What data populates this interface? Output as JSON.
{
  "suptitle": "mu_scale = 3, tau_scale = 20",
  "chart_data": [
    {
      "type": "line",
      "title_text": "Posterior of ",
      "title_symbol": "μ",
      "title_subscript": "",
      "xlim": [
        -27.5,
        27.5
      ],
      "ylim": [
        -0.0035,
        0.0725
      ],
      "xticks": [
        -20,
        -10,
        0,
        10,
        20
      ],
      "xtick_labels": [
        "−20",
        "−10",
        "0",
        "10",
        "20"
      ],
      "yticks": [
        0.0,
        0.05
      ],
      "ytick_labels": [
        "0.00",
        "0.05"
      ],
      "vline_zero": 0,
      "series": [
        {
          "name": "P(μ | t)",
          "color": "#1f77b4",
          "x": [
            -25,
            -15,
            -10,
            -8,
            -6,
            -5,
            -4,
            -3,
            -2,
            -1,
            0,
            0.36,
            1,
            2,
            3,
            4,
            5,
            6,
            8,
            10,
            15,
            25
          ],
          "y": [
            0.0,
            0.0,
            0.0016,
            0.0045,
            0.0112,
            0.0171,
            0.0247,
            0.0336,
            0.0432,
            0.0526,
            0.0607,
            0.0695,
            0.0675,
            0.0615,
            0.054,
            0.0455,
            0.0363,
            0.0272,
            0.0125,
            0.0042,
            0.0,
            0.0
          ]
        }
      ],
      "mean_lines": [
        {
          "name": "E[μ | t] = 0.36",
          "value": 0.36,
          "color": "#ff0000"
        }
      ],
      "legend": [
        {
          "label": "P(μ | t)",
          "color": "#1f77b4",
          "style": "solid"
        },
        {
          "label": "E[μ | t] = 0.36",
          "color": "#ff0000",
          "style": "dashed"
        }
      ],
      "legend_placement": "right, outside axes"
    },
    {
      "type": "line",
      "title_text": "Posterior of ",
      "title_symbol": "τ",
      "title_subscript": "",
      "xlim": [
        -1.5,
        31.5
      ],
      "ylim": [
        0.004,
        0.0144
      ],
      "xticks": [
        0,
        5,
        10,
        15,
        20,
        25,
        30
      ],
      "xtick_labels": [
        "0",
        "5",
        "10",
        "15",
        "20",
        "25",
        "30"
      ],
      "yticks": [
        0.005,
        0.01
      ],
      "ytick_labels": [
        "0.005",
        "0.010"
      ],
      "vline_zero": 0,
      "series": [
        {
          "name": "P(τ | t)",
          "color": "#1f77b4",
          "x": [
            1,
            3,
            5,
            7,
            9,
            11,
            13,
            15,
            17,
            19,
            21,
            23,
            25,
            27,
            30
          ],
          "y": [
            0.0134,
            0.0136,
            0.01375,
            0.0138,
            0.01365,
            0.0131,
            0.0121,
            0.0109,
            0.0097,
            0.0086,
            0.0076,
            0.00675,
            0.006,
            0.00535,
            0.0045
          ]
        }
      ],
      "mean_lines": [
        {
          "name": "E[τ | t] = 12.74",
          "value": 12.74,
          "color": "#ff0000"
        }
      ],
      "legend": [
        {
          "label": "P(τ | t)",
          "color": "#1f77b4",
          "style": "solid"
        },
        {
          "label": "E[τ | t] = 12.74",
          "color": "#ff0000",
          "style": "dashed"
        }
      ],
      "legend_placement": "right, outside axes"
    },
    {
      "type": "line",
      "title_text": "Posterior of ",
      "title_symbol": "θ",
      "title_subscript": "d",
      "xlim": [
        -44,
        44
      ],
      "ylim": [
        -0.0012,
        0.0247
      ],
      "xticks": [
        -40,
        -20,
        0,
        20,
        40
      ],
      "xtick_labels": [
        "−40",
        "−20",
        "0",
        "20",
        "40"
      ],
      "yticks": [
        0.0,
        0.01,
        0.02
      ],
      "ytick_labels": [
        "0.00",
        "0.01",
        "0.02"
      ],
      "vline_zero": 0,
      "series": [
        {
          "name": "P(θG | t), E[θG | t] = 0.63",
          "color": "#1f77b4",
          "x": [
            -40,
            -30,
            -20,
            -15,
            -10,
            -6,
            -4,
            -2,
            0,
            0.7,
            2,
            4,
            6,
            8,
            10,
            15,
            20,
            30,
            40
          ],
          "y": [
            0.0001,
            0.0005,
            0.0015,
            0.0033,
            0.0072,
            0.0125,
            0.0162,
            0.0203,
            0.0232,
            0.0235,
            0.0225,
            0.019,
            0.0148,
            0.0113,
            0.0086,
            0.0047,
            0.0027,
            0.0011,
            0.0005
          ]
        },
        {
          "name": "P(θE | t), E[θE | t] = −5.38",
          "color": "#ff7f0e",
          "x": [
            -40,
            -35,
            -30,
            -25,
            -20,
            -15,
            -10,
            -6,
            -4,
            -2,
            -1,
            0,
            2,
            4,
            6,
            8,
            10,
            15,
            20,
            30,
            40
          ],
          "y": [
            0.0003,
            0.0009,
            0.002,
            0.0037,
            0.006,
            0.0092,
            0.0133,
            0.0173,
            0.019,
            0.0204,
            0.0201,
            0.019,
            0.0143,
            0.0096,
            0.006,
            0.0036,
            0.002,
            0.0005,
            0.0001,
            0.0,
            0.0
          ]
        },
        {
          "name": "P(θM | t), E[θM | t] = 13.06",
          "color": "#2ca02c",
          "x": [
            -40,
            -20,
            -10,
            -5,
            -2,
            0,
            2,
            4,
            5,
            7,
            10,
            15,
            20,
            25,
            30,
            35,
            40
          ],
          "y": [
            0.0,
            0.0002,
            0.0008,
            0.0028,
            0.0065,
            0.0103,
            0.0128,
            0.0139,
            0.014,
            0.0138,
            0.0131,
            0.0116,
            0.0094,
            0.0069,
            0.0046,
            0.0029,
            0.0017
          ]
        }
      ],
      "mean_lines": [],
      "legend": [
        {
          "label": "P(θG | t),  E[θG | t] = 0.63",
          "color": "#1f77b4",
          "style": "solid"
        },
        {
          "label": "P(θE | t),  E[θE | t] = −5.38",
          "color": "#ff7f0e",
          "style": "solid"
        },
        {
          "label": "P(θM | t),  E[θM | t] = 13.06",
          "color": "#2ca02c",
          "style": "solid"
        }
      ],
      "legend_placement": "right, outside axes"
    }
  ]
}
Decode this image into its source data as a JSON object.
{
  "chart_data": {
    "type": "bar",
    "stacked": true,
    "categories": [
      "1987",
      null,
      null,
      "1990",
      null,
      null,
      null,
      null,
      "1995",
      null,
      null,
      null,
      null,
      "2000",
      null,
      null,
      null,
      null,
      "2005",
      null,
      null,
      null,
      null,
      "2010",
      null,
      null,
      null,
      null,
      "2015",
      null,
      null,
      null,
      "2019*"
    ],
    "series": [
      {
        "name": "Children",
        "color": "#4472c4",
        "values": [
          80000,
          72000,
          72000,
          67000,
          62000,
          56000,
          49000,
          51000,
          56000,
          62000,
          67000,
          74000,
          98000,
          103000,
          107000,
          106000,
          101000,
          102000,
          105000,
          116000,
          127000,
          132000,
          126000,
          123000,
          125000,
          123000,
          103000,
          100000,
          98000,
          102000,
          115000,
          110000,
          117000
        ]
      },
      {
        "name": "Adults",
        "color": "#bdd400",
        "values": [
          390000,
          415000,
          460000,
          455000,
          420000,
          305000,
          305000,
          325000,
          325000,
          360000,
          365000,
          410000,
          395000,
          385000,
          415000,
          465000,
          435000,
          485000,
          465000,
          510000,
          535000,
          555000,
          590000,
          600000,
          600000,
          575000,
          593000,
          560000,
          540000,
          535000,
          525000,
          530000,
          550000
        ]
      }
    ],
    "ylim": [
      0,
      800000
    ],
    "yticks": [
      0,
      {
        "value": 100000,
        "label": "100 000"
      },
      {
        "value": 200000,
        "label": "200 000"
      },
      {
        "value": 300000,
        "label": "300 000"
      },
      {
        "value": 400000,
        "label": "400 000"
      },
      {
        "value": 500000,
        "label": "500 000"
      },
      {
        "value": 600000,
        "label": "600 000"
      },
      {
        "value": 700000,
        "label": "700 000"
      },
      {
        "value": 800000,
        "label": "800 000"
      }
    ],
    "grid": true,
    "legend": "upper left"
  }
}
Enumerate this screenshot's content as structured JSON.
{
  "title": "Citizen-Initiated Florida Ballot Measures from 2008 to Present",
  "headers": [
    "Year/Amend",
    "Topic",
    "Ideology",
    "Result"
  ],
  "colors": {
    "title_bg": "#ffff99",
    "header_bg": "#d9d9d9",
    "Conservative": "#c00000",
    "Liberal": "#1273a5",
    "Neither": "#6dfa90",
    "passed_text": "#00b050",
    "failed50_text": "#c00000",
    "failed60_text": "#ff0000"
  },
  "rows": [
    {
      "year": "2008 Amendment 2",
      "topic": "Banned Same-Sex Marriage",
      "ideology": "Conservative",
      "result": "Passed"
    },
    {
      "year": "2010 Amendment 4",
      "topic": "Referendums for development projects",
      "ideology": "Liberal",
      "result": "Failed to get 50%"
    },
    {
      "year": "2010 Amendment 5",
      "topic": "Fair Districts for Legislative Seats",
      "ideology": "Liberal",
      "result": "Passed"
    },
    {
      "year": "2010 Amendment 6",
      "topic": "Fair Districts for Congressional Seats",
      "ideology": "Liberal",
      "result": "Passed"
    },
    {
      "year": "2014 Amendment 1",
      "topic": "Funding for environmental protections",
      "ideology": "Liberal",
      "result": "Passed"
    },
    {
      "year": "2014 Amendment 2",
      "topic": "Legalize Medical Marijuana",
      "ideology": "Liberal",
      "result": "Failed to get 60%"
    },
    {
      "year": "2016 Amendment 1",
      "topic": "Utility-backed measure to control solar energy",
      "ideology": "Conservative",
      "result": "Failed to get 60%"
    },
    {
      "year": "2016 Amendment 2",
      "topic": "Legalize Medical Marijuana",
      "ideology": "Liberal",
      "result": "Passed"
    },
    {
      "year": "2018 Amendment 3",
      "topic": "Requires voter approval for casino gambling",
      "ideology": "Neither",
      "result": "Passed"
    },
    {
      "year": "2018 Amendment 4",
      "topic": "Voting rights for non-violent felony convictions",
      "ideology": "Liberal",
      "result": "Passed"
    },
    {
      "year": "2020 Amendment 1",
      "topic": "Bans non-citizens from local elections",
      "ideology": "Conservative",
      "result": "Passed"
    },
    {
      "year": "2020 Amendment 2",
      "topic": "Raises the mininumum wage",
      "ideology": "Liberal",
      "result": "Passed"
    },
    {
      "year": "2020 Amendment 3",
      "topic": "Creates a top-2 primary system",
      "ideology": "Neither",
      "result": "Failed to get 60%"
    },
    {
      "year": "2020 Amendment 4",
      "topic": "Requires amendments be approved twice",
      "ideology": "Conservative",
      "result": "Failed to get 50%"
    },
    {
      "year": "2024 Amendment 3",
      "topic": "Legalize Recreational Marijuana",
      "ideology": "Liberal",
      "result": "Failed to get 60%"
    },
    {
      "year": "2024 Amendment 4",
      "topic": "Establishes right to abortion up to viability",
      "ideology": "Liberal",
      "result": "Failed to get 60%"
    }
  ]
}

= = = =

- CHALLENGE
Show all lines from the listing above in which "Requires" appears.

- WORKED ANSWER
      "topic": "Requires voter approval for casino gambling",
      "topic": "Requires amendments be approved twice",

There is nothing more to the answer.